* _The problem_
In the entries below, count every line containing "this". Reply with the number alone.

* _Source records_
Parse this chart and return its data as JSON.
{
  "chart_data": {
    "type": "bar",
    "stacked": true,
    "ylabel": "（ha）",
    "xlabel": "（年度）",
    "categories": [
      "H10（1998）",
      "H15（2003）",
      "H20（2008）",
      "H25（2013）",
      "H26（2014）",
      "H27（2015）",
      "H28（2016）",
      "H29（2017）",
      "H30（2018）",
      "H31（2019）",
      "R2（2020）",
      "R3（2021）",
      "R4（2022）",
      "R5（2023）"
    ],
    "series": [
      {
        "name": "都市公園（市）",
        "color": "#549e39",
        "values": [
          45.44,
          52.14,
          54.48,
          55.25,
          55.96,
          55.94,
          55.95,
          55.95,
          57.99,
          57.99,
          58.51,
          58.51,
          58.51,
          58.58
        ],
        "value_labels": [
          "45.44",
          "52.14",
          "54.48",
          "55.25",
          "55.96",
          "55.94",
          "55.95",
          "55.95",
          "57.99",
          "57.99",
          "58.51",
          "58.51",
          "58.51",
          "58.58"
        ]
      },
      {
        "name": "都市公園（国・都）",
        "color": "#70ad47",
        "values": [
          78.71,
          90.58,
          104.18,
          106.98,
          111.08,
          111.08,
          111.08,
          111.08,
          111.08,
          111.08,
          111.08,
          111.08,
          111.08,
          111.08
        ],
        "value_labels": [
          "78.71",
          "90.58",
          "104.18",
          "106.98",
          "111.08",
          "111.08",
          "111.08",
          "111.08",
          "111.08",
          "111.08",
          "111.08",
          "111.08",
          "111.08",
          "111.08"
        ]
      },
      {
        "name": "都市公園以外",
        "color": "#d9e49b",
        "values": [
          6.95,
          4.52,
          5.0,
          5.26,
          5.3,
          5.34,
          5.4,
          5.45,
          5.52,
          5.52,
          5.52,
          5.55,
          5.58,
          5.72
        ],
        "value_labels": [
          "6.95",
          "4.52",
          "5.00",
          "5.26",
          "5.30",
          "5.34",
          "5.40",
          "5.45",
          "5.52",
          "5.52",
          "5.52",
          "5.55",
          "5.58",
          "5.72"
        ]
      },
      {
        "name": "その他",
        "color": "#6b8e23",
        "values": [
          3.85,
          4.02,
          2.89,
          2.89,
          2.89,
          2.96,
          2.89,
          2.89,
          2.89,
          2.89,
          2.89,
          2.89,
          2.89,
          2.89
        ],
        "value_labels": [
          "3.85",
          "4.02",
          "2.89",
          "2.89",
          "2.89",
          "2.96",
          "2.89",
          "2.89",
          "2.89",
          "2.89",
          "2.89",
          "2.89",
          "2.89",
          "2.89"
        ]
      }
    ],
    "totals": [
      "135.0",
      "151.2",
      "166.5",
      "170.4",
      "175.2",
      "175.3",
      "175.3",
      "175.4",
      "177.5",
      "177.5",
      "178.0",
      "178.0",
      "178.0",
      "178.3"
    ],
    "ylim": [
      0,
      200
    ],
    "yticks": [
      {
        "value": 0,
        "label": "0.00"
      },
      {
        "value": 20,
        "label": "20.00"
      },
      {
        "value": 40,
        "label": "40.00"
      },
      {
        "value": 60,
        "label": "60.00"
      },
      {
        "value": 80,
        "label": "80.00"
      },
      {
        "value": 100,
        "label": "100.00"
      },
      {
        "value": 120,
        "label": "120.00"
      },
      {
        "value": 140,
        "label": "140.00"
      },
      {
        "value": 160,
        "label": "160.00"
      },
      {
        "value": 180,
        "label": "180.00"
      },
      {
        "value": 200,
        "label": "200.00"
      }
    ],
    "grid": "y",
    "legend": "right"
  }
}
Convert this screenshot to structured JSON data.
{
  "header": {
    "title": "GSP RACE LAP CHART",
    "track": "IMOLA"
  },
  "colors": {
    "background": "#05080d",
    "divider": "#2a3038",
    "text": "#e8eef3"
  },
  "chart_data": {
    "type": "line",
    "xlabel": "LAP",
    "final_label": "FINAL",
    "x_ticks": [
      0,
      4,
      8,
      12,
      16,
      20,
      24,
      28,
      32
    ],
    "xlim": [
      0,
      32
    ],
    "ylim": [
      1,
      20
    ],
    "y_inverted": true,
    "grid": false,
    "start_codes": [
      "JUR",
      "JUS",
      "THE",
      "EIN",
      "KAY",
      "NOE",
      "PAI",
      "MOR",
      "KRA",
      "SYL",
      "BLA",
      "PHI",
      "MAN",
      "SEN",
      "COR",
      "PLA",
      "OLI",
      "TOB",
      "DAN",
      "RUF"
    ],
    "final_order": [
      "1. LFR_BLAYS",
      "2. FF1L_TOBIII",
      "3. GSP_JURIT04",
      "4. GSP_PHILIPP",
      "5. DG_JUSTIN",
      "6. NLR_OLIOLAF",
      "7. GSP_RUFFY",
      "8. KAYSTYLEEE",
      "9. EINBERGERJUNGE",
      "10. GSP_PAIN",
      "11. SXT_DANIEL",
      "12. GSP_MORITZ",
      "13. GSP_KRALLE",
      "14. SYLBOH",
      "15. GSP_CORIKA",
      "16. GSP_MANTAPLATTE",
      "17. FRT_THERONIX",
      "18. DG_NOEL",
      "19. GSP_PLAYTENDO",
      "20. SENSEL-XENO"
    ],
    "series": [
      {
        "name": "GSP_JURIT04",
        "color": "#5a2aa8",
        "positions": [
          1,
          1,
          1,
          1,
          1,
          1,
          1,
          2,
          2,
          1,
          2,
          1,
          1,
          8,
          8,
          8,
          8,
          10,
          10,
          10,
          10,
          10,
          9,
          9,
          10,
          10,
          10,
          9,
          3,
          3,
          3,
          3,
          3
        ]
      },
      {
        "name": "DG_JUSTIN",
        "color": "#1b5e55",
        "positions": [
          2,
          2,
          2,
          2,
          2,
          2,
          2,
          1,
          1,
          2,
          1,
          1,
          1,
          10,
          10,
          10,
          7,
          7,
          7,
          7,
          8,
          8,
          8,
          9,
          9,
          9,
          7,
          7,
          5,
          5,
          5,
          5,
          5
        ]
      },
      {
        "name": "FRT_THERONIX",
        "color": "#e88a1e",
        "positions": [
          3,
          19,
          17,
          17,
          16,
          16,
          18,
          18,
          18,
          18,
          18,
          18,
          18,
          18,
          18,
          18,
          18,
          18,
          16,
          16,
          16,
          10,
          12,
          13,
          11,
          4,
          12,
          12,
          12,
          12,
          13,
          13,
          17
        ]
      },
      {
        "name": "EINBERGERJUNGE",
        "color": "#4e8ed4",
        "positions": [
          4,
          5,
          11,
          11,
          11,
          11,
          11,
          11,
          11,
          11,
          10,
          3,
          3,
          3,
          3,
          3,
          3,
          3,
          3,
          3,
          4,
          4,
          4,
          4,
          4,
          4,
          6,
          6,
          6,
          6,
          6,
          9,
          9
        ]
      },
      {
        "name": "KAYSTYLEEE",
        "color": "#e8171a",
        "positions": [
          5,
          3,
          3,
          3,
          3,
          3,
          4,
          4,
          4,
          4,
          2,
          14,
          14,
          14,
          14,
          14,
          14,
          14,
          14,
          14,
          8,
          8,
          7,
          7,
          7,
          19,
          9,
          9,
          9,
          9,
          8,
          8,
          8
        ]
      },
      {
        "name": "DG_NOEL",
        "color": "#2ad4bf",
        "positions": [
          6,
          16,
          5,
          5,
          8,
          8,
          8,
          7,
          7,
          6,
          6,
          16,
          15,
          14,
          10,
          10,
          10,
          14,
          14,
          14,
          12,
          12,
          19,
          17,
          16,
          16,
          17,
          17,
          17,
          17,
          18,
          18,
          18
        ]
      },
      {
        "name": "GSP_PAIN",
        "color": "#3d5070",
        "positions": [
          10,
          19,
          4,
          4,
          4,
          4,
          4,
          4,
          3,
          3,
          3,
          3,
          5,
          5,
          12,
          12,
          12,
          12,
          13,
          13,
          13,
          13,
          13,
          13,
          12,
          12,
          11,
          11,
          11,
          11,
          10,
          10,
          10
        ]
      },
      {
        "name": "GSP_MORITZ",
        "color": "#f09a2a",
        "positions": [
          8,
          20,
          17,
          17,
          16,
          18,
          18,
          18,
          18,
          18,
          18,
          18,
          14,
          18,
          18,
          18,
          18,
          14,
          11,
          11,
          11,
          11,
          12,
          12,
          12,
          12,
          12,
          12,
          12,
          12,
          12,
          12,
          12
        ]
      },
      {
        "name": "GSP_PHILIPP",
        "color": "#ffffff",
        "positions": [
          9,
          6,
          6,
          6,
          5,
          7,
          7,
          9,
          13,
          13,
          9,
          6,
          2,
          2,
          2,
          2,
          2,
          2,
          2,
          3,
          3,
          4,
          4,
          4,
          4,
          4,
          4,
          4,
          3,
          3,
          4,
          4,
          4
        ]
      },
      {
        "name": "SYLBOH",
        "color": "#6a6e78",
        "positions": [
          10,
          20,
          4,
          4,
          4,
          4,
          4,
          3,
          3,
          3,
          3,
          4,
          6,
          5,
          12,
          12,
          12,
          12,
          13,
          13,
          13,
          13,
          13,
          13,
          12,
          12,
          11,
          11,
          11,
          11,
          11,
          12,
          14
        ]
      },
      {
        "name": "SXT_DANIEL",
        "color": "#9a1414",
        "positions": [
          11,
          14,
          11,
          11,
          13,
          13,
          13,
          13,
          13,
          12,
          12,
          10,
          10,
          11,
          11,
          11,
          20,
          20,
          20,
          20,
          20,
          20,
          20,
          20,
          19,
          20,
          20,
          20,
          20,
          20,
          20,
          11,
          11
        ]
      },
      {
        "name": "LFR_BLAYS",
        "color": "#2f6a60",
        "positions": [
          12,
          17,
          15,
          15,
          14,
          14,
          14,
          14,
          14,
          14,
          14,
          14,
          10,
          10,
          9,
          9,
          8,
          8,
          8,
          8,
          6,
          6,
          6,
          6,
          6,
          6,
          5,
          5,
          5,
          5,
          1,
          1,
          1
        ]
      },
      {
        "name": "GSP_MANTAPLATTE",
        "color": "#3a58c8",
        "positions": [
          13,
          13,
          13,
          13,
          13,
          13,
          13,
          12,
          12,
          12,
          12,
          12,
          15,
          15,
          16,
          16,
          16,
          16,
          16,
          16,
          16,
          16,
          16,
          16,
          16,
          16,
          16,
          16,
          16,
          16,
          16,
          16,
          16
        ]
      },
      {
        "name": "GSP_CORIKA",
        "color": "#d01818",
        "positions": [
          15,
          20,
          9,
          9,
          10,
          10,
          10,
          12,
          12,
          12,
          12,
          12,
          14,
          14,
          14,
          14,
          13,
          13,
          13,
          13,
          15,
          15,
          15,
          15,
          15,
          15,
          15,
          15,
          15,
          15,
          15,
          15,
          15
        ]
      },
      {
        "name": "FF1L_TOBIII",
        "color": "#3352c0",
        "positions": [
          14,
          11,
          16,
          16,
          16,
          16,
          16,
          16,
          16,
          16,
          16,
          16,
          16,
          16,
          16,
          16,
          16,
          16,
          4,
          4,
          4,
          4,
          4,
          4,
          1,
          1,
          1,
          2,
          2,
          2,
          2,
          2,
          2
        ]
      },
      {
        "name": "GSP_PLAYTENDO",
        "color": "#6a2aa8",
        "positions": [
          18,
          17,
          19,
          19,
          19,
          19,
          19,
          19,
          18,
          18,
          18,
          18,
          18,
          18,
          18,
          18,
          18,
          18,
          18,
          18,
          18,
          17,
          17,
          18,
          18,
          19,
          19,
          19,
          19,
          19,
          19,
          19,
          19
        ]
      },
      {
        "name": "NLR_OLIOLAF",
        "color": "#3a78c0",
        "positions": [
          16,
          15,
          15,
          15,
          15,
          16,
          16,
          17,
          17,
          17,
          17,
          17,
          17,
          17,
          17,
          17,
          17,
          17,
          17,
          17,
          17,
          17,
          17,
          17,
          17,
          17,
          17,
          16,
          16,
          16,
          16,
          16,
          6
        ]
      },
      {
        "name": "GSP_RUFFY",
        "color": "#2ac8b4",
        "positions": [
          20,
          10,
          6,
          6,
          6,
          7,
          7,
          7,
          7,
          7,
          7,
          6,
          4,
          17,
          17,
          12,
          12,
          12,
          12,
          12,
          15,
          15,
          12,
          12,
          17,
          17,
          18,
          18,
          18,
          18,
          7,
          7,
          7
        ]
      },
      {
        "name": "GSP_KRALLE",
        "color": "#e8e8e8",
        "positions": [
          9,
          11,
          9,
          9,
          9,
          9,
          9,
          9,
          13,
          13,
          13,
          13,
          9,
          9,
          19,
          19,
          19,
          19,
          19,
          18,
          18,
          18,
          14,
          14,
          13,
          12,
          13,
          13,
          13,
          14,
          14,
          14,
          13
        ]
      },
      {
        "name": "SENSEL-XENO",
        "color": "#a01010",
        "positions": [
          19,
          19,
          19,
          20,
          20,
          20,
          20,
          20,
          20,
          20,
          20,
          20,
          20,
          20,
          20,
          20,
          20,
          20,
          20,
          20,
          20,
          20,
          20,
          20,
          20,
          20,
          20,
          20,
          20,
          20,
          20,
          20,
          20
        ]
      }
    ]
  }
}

* _Correct response_
2